● Problem requirements: Pick out every line below that contains the string "adsorption".

● Dataset entries:
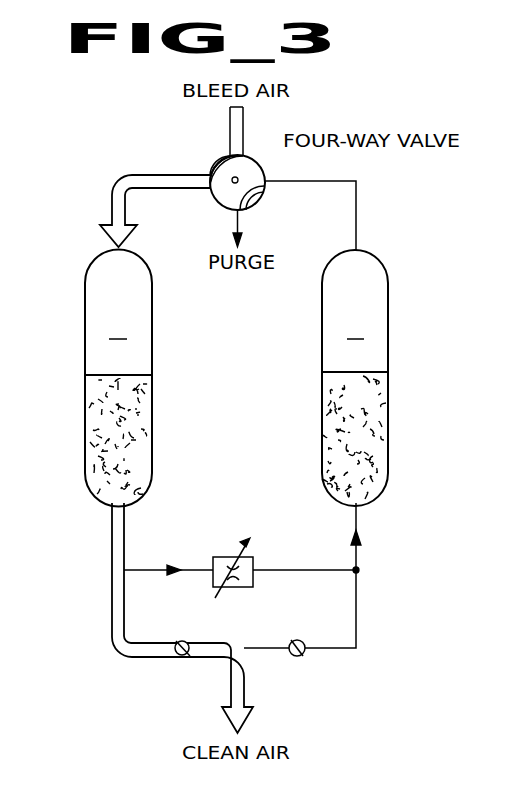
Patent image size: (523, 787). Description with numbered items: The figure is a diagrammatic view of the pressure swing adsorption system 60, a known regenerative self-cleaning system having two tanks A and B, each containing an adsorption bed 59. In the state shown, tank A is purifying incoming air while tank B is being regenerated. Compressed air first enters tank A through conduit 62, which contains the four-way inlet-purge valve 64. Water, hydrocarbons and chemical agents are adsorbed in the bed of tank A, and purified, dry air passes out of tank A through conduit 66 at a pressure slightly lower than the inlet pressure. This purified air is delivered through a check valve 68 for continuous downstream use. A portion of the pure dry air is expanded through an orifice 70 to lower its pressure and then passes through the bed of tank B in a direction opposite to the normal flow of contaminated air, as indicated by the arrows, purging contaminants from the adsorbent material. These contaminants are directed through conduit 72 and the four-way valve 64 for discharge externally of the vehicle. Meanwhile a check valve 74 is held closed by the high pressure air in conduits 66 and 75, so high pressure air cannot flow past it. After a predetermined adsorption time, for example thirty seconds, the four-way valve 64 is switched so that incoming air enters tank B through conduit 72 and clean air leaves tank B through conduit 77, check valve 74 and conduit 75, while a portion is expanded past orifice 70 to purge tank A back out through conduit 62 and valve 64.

The adsorption bed 59 is at (322, 355).
The pressure swing adsorption system 60 is at (272, 133).
The conduit 62 is at (228, 118).
The four-way inlet-purge valve 64 is at (226, 165).
The conduit 66 is at (112, 597).
The check valve 68 is at (178, 656).
The orifice 70 is at (233, 557).
The conduit 72 is at (357, 211).
The check valve 74 is at (300, 641).
The conduit 75 is at (245, 697).
The conduit 77 is at (358, 583).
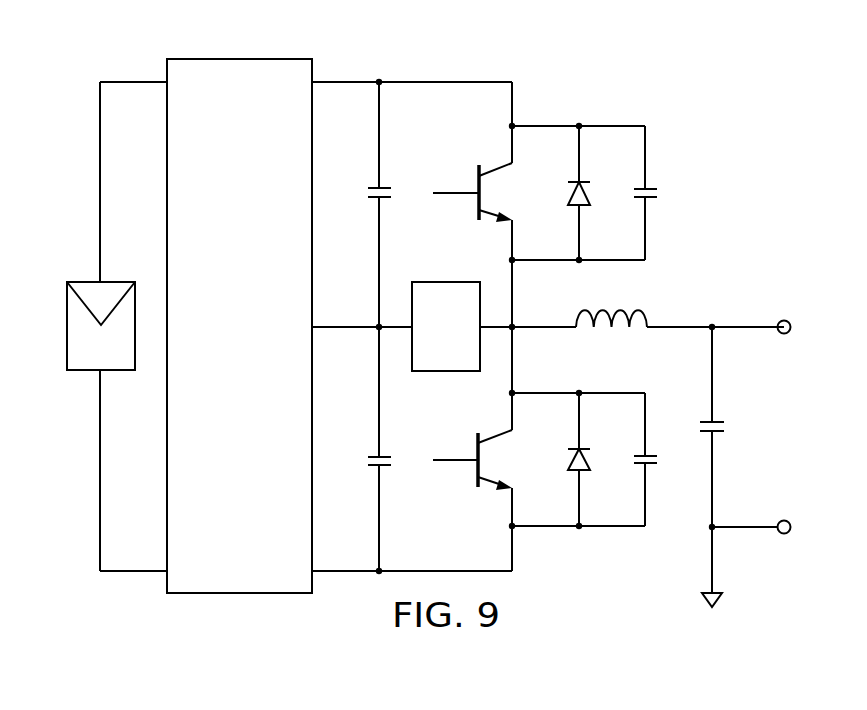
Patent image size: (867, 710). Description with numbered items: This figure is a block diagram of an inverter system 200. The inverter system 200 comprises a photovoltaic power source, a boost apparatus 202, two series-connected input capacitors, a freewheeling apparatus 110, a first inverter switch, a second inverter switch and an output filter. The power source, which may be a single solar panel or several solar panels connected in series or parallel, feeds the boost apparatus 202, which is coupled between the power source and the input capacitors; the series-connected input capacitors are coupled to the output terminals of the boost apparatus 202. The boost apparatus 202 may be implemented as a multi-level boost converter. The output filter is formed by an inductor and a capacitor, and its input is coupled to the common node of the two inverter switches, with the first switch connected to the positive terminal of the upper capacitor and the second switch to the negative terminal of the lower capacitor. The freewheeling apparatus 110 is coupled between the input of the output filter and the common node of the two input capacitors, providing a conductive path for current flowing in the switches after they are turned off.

The inverter system 200 is at (688, 63).
The boost apparatus 202 is at (219, 372).
The freewheeling apparatus 110 is at (425, 340).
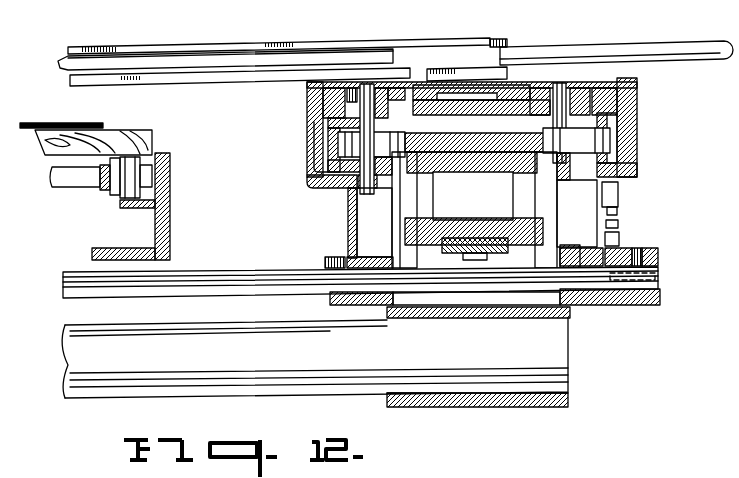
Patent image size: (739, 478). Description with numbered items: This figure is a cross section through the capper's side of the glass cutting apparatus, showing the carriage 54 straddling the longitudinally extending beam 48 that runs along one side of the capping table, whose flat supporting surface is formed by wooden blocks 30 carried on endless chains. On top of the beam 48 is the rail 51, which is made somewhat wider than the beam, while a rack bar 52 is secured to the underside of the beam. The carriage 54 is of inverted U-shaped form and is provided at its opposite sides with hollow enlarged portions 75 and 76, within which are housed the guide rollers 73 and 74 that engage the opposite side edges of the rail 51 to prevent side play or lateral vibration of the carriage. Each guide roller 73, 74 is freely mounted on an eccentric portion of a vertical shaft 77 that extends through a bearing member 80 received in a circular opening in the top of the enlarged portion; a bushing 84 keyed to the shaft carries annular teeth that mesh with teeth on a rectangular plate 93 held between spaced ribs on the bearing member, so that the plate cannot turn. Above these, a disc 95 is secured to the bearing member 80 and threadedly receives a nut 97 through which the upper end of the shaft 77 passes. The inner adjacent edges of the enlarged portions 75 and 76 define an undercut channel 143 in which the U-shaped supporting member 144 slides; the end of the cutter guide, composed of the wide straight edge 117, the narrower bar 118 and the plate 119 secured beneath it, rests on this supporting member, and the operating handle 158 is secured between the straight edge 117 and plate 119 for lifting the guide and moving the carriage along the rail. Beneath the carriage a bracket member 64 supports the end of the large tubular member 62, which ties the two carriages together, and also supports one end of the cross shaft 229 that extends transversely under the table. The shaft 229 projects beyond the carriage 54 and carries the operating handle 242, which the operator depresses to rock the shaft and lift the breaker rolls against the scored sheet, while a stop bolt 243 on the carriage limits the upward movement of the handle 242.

The wooden block 30 is at (135, 130).
The longitudinally extending beam 48 is at (472, 160).
The rail 51 is at (500, 136).
The rack bar 52 is at (455, 246).
The carriage 54 is at (348, 198).
The tubular member 62 is at (208, 306).
The bracket member 64 is at (577, 298).
The guide roller 73 is at (343, 143).
The guide roller 74 is at (600, 140).
The hollow enlarged portion 75 is at (322, 120).
The hollow enlarged portion 76 is at (637, 97).
The vertical shaft 77 is at (573, 82).
The bearing member 80 is at (637, 160).
The bushing 84 is at (343, 127).
The rectangular plate 93 is at (352, 88).
The disc 95 is at (540, 82).
The nut 97 is at (558, 84).
The straight edge 117 is at (166, 44).
The bar 118 is at (243, 33).
The plate 119 is at (198, 80).
The undercut groove 143 is at (467, 98).
The supporting member 144 is at (475, 80).
The operating handle 158 is at (700, 55).
The cross shaft 229 is at (235, 256).
The operating handle 242 is at (655, 254).
The stop bolt 243 is at (620, 216).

● Task result:
Patent image size: (523, 787). Description with numbered items: The figure is a diagrammatic view of the pressure swing adsorption system 60, a known regenerative self-cleaning system having two tanks A and B, each containing an adsorption bed 59. In the state shown, tank A is purifying incoming air while tank B is being regenerated. Compressed air first enters tank A through conduit 62, which contains the four-way inlet-purge valve 64. Water, hydrocarbons and chemical agents are adsorbed in the bed of tank A, and purified, dry air passes out of tank A through conduit 66 at a pressure slightly lower than the inlet pressure. This purified air is delivered through a check valve 68 for continuous downstream use. A portion of the pure dry air is expanded through an orifice 70 to lower its pressure and then passes through the bed of tank B in a direction opposite to the normal flow of contaminated air, as indicated by the arrows, purging contaminants from the adsorbent material. These contaminants are directed through conduit 72 and the four-way valve 64 for discharge externally of the vehicle. Meanwhile a check valve 74 is held closed by the high pressure air in conduits 66 and 75, so high pressure air cannot flow past it. After a predetermined adsorption time, for example thirty seconds, the four-way valve 64 is switched so that incoming air enters tank B through conduit 72 and clean air leaves tank B through conduit 77, check valve 74 and conduit 75, while a portion is expanded past orifice 70 to purge tank A back out through conduit 62 and valve 64.
The adsorption bed 59 is at (322, 355).
The pressure swing adsorption system 60 is at (272, 133).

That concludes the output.